Task statement. Keep the pictures out of the copy and repeat the records exactly.

* Begin Record extracts *

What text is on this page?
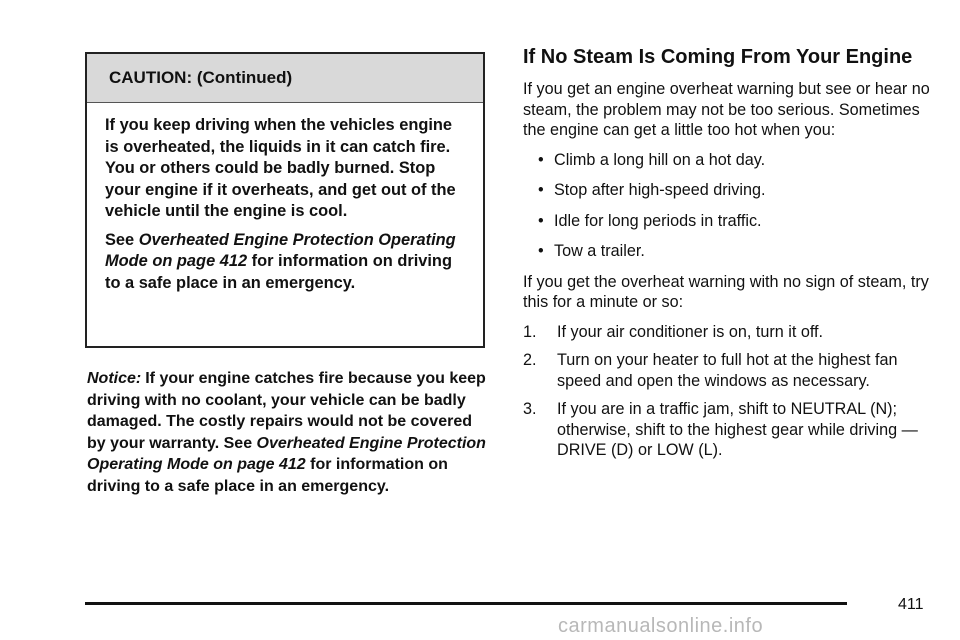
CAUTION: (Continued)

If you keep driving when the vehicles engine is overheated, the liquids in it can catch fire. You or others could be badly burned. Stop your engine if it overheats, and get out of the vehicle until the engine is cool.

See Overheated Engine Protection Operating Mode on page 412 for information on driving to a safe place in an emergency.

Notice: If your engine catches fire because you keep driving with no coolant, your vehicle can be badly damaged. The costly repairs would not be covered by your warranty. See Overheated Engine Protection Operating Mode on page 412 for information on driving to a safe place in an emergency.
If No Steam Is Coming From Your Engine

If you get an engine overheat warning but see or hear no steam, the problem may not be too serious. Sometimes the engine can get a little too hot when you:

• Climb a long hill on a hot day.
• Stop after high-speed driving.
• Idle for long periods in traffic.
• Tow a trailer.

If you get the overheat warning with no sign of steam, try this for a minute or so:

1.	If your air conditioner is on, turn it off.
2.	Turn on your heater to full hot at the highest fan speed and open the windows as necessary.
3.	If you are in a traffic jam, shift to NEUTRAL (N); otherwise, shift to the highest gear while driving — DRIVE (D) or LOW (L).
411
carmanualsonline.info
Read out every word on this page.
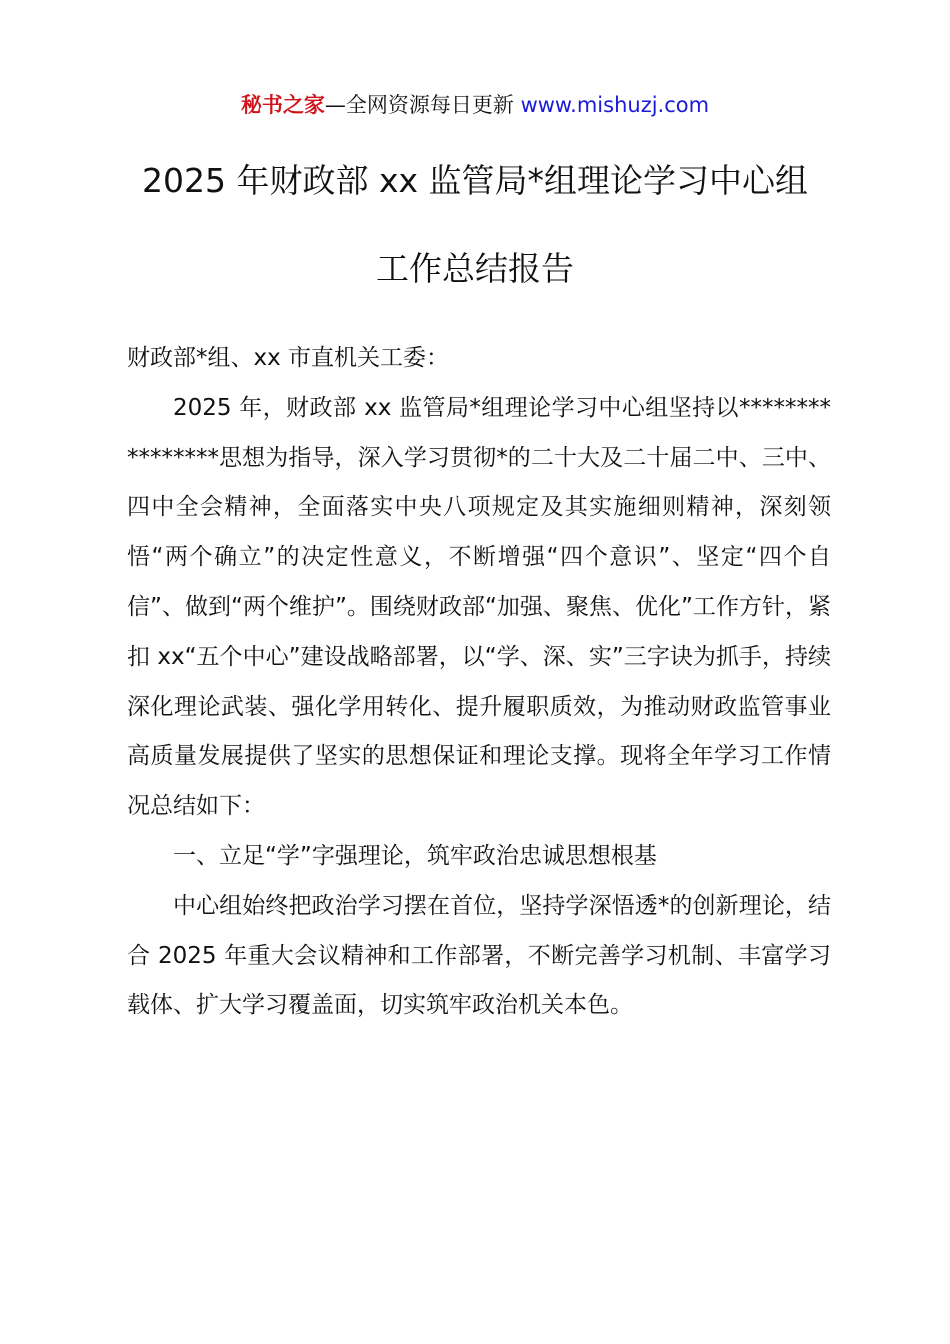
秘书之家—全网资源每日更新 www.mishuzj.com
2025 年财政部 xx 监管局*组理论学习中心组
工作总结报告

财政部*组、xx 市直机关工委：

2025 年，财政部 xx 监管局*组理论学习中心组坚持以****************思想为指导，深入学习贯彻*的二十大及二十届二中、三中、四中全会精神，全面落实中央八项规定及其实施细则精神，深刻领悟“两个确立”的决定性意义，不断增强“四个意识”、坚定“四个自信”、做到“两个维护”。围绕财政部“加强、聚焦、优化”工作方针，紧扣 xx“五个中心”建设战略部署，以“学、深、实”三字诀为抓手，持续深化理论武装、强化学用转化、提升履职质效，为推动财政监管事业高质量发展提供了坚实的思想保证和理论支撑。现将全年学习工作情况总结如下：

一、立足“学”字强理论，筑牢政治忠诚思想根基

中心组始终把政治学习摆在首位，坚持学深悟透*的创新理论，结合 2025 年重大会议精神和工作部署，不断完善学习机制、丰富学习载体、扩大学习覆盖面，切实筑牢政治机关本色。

* End Record extracts *

Output for this task.
What text is on this page?
CAUTION: (Continued)

If you keep driving when the vehicles engine is overheated, the liquids in it can catch fire. You or others could be badly burned. Stop your engine if it overheats, and get out of the vehicle until the engine is cool.

See Overheated Engine Protection Operating Mode on page 412 for information on driving to a safe place in an emergency.

Notice: If your engine catches fire because you keep driving with no coolant, your vehicle can be badly damaged. The costly repairs would not be covered by your warranty. See Overheated Engine Protection Operating Mode on page 412 for information on driving to a safe place in an emergency.
If No Steam Is Coming From Your Engine

If you get an engine overheat warning but see or hear no steam, the problem may not be too serious. Sometimes the engine can get a little too hot when you:

• Climb a long hill on a hot day.
• Stop after high-speed driving.
• Idle for long periods in traffic.
• Tow a trailer.

If you get the overheat warning with no sign of steam, try this for a minute or so:

1.	If your air conditioner is on, turn it off.
2.	Turn on your heater to full hot at the highest fan speed and open the windows as necessary.
3.	If you are in a traffic jam, shift to NEUTRAL (N); otherwise, shift to the highest gear while driving — DRIVE (D) or LOW (L).
411
carmanualsonline.info
Read out every word on this page.
秘书之家—全网资源每日更新 www.mishuzj.com
2025 年财政部 xx 监管局*组理论学习中心组
工作总结报告

财政部*组、xx 市直机关工委：

2025 年，财政部 xx 监管局*组理论学习中心组坚持以****************思想为指导，深入学习贯彻*的二十大及二十届二中、三中、四中全会精神，全面落实中央八项规定及其实施细则精神，深刻领悟“两个确立”的决定性意义，不断增强“四个意识”、坚定“四个自信”、做到“两个维护”。围绕财政部“加强、聚焦、优化”工作方针，紧扣 xx“五个中心”建设战略部署，以“学、深、实”三字诀为抓手，持续深化理论武装、强化学用转化、提升履职质效，为推动财政监管事业高质量发展提供了坚实的思想保证和理论支撑。现将全年学习工作情况总结如下：

一、立足“学”字强理论，筑牢政治忠诚思想根基

中心组始终把政治学习摆在首位，坚持学深悟透*的创新理论，结合 2025 年重大会议精神和工作部署，不断完善学习机制、丰富学习载体、扩大学习覆盖面，切实筑牢政治机关本色。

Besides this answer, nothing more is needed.